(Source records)
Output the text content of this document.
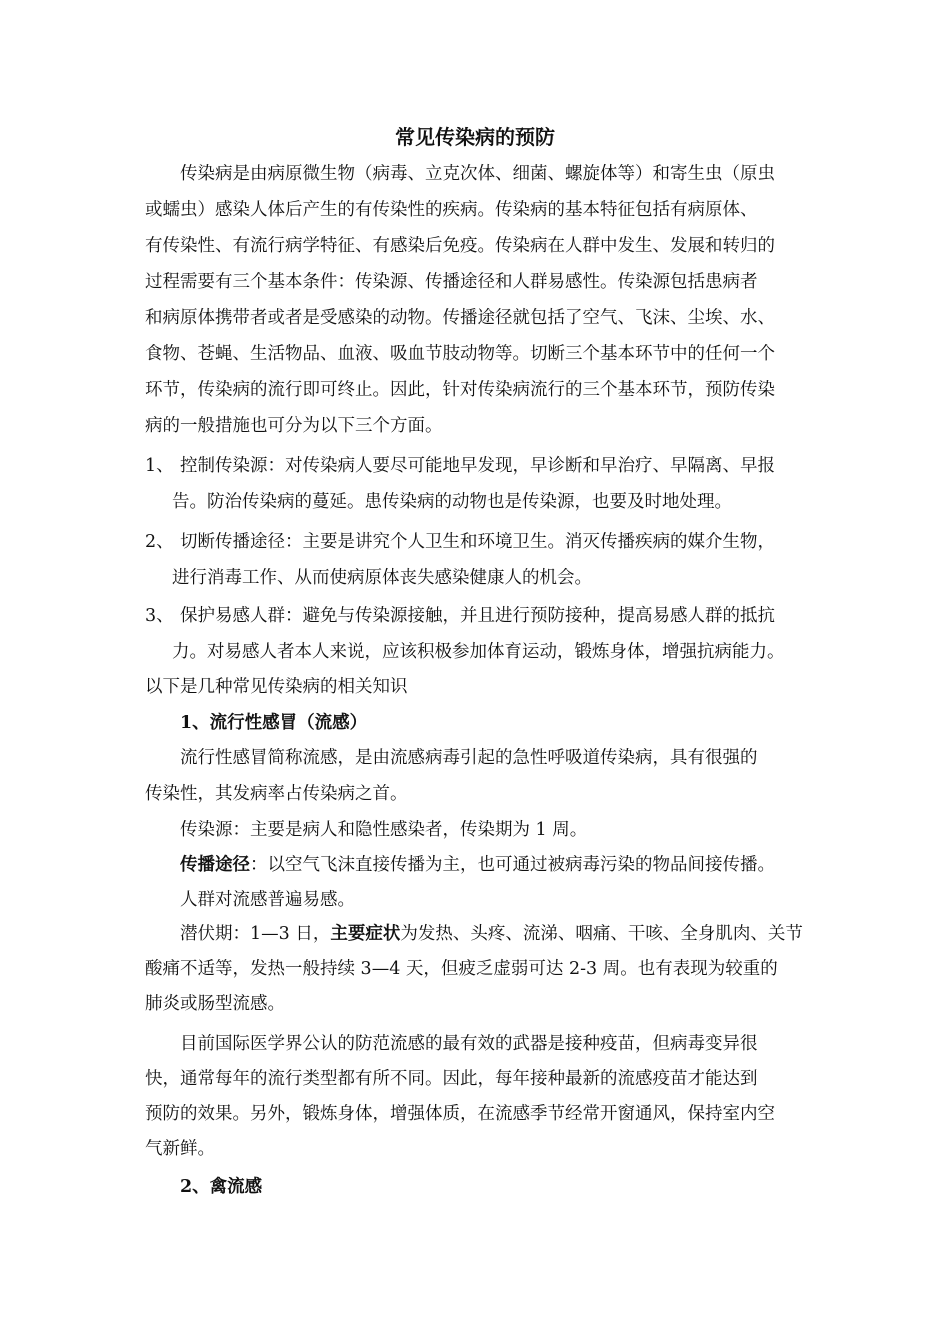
常见传染病的预防
传染病是由病原微生物（病毒、立克次体、细菌、螺旋体等）和寄生虫（原虫
或蠕虫）感染人体后产生的有传染性的疾病。传染病的基本特征包括有病原体、
有传染性、有流行病学特征、有感染后免疫。传染病在人群中发生、发展和转归的
过程需要有三个基本条件：传染源、传播途径和人群易感性。传染源包括患病者
和病原体携带者或者是受感染的动物。传播途径就包括了空气、飞沫、尘埃、水、
食物、苍蝇、生活物品、血液、吸血节肢动物等。切断三个基本环节中的任何一个
环节，传染病的流行即可终止。因此，针对传染病流行的三个基本环节，预防传染
病的一般措施也可分为以下三个方面。
1、 控制传染源：对传染病人要尽可能地早发现，早诊断和早治疗、早隔离、早报
告。防治传染病的蔓延。患传染病的动物也是传染源，也要及时地处理。
2、 切断传播途径：主要是讲究个人卫生和环境卫生。消灭传播疾病的媒介生物，
进行消毒工作、从而使病原体丧失感染健康人的机会。
3、 保护易感人群：避免与传染源接触，并且进行预防接种，提高易感人群的抵抗
力。对易感人者本人来说，应该积极参加体育运动，锻炼身体，增强抗病能力。
以下是几种常见传染病的相关知识
1、流行性感冒（流感）
流行性感冒简称流感，是由流感病毒引起的急性呼吸道传染病，具有很强的
传染性，其发病率占传染病之首。
传染源：主要是病人和隐性感染者，传染期为 1 周。
传播途径：以空气飞沫直接传播为主，也可通过被病毒污染的物品间接传播。
人群对流感普遍易感。
潜伏期：1—3 日，主要症状为发热、头疼、流涕、咽痛、干咳、全身肌肉、关节
酸痛不适等，发热一般持续 3—4 天，但疲乏虚弱可达 2-3 周。也有表现为较重的
肺炎或肠型流感。
目前国际医学界公认的防范流感的最有效的武器是接种疫苗，但病毒变异很
快，通常每年的流行类型都有所不同。因此，每年接种最新的流感疫苗才能达到
预防的效果。另外，锻炼身体，增强体质，在流感季节经常开窗通风，保持室内空
气新鲜。
2、禽流感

◆ Aim of the task
Omit the pictures. Output every record above word for word.

◆ Response to this exercise
Output the text content of this document.
常见传染病的预防
传染病是由病原微生物（病毒、立克次体、细菌、螺旋体等）和寄生虫（原虫
或蠕虫）感染人体后产生的有传染性的疾病。传染病的基本特征包括有病原体、
有传染性、有流行病学特征、有感染后免疫。传染病在人群中发生、发展和转归的
过程需要有三个基本条件：传染源、传播途径和人群易感性。传染源包括患病者
和病原体携带者或者是受感染的动物。传播途径就包括了空气、飞沫、尘埃、水、
食物、苍蝇、生活物品、血液、吸血节肢动物等。切断三个基本环节中的任何一个
环节，传染病的流行即可终止。因此，针对传染病流行的三个基本环节，预防传染
病的一般措施也可分为以下三个方面。
1、 控制传染源：对传染病人要尽可能地早发现，早诊断和早治疗、早隔离、早报
告。防治传染病的蔓延。患传染病的动物也是传染源，也要及时地处理。
2、 切断传播途径：主要是讲究个人卫生和环境卫生。消灭传播疾病的媒介生物，
进行消毒工作、从而使病原体丧失感染健康人的机会。
3、 保护易感人群：避免与传染源接触，并且进行预防接种，提高易感人群的抵抗
力。对易感人者本人来说，应该积极参加体育运动，锻炼身体，增强抗病能力。
以下是几种常见传染病的相关知识
1、流行性感冒（流感）
流行性感冒简称流感，是由流感病毒引起的急性呼吸道传染病，具有很强的
传染性，其发病率占传染病之首。
传染源：主要是病人和隐性感染者，传染期为 1 周。
传播途径：以空气飞沫直接传播为主，也可通过被病毒污染的物品间接传播。
人群对流感普遍易感。
潜伏期：1—3 日，主要症状为发热、头疼、流涕、咽痛、干咳、全身肌肉、关节
酸痛不适等，发热一般持续 3—4 天，但疲乏虚弱可达 2-3 周。也有表现为较重的
肺炎或肠型流感。
目前国际医学界公认的防范流感的最有效的武器是接种疫苗，但病毒变异很
快，通常每年的流行类型都有所不同。因此，每年接种最新的流感疫苗才能达到
预防的效果。另外，锻炼身体，增强体质，在流感季节经常开窗通风，保持室内空
气新鲜。
2、禽流感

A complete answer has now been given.